Brief – Copy all entries without alteration and skip the pictures they hold.

Exercise materials –
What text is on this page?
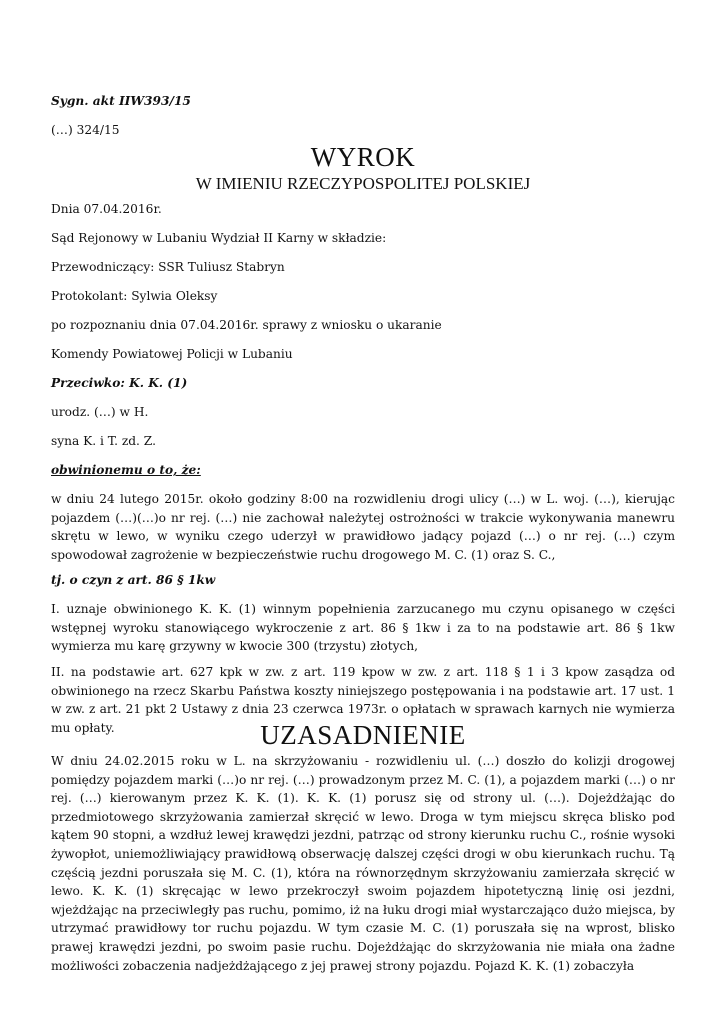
Sygn. akt IIW393/15
(…) 324/15
WYROK
W IMIENIU RZECZYPOSPOLITEJ POLSKIEJ
Dnia 07.04.2016r.
Sąd Rejonowy w Lubaniu Wydział II Karny w składzie:
Przewodniczący: SSR Tuliusz Stabryn
Protokolant: Sylwia Oleksy
po rozpoznaniu dnia 07.04.2016r. sprawy z wniosku o ukaranie
Komendy Powiatowej Policji w Lubaniu
Przeciwko: K. K. (1)
urodz. (…) w H.
syna K. i T. zd. Z.
obwinionemu o to, że:
w dniu 24 lutego 2015r. około godziny 8:00 na rozwidleniu drogi ulicy (…) w L. woj. (…), kierując pojazdem (…)(…)o nr rej. (…) nie zachował należytej ostrożności w trakcie wykonywania manewru skrętu w lewo, w wyniku czego uderzył w prawidłowo jadący pojazd (…) o nr rej. (…) czym spowodował zagrożenie w bezpieczeństwie ruchu drogowego M. C. (1) oraz S. C.,
tj. o czyn z art. 86 § 1kw
I. uznaje obwinionego K. K. (1) winnym popełnienia zarzucanego mu czynu opisanego w części wstępnej wyroku stanowiącego wykroczenie z art. 86 § 1kw i za to na podstawie art. 86 § 1kw wymierza mu karę grzywny w kwocie 300 (trzystu) złotych,
II. na podstawie art. 627 kpk w zw. z art. 119 kpow w zw. z art. 118 § 1 i 3 kpow zasądza od obwinionego na rzecz Skarbu Państwa koszty niniejszego postępowania i na podstawie art. 17 ust. 1 w zw. z art. 21 pkt 2 Ustawy z dnia 23 czerwca 1973r. o opłatach w sprawach karnych nie wymierza mu opłaty.	UZASADNIENIE
W dniu 24.02.2015 roku w L. na skrzyżowaniu - rozwidleniu ul. (…) doszło do kolizji drogowej pomiędzy pojazdem marki (…)o nr rej. (…) prowadzonym przez M. C. (1), a pojazdem marki (…) o nr rej. (…) kierowanym przez K. K. (1). K. K. (1) porusz się od strony ul. (…). Dojeżdżając do przedmiotowego skrzyżowania zamierzał skręcić w lewo. Droga w tym miejscu skręca blisko pod kątem 90 stopni, a wzdłuż lewej krawędzi jezdni, patrząc od strony kierunku ruchu C., rośnie wysoki żywopłot, uniemożliwiający prawidłową obserwację dalszej części drogi w obu kierunkach ruchu. Tą częścią jezdni poruszała się M. C. (1), która na równorzędnym skrzyżowaniu zamierzała skręcić w lewo. K. K. (1) skręcając w lewo przekroczył swoim pojazdem hipotetyczną linię osi jezdni, wjeżdżając na przeciwległy pas ruchu, pomimo, iż na łuku drogi miał wystarczająco dużo miejsca, by utrzymać prawidłowy tor ruchu pojazdu. W tym czasie M. C. (1) poruszała się na wprost, blisko prawej krawędzi jezdni, po swoim pasie ruchu. Dojeżdżając do skrzyżowania nie miała ona żadne możliwości zobaczenia nadjeżdżającego z jej prawej strony pojazdu. Pojazd K. K. (1) zobaczyła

Result for this task –
What text is on this page?
Sygn. akt IIW393/15
(…) 324/15
WYROK
W IMIENIU RZECZYPOSPOLITEJ POLSKIEJ
Dnia 07.04.2016r.
Sąd Rejonowy w Lubaniu Wydział II Karny w składzie:
Przewodniczący: SSR Tuliusz Stabryn
Protokolant: Sylwia Oleksy
po rozpoznaniu dnia 07.04.2016r. sprawy z wniosku o ukaranie
Komendy Powiatowej Policji w Lubaniu
Przeciwko: K. K. (1)
urodz. (…) w H.
syna K. i T. zd. Z.
obwinionemu o to, że:
w dniu 24 lutego 2015r. około godziny 8:00 na rozwidleniu drogi ulicy (…) w L. woj. (…), kierując pojazdem (…)(…)o nr rej. (…) nie zachował należytej ostrożności w trakcie wykonywania manewru skrętu w lewo, w wyniku czego uderzył w prawidłowo jadący pojazd (…) o nr rej. (…) czym spowodował zagrożenie w bezpieczeństwie ruchu drogowego M. C. (1) oraz S. C.,
tj. o czyn z art. 86 § 1kw
I. uznaje obwinionego K. K. (1) winnym popełnienia zarzucanego mu czynu opisanego w części wstępnej wyroku stanowiącego wykroczenie z art. 86 § 1kw i za to na podstawie art. 86 § 1kw wymierza mu karę grzywny w kwocie 300 (trzystu) złotych,
II. na podstawie art. 627 kpk w zw. z art. 119 kpow w zw. z art. 118 § 1 i 3 kpow zasądza od obwinionego na rzecz Skarbu Państwa koszty niniejszego postępowania i na podstawie art. 17 ust. 1 w zw. z art. 21 pkt 2 Ustawy z dnia 23 czerwca 1973r. o opłatach w sprawach karnych nie wymierza mu opłaty.	UZASADNIENIE
W dniu 24.02.2015 roku w L. na skrzyżowaniu - rozwidleniu ul. (…) doszło do kolizji drogowej pomiędzy pojazdem marki (…)o nr rej. (…) prowadzonym przez M. C. (1), a pojazdem marki (…) o nr rej. (…) kierowanym przez K. K. (1). K. K. (1) porusz się od strony ul. (…). Dojeżdżając do przedmiotowego skrzyżowania zamierzał skręcić w lewo. Droga w tym miejscu skręca blisko pod kątem 90 stopni, a wzdłuż lewej krawędzi jezdni, patrząc od strony kierunku ruchu C., rośnie wysoki żywopłot, uniemożliwiający prawidłową obserwację dalszej części drogi w obu kierunkach ruchu. Tą częścią jezdni poruszała się M. C. (1), która na równorzędnym skrzyżowaniu zamierzała skręcić w lewo. K. K. (1) skręcając w lewo przekroczył swoim pojazdem hipotetyczną linię osi jezdni, wjeżdżając na przeciwległy pas ruchu, pomimo, iż na łuku drogi miał wystarczająco dużo miejsca, by utrzymać prawidłowy tor ruchu pojazdu. W tym czasie M. C. (1) poruszała się na wprost, blisko prawej krawędzi jezdni, po swoim pasie ruchu. Dojeżdżając do skrzyżowania nie miała ona żadne możliwości zobaczenia nadjeżdżającego z jej prawej strony pojazdu. Pojazd K. K. (1) zobaczyła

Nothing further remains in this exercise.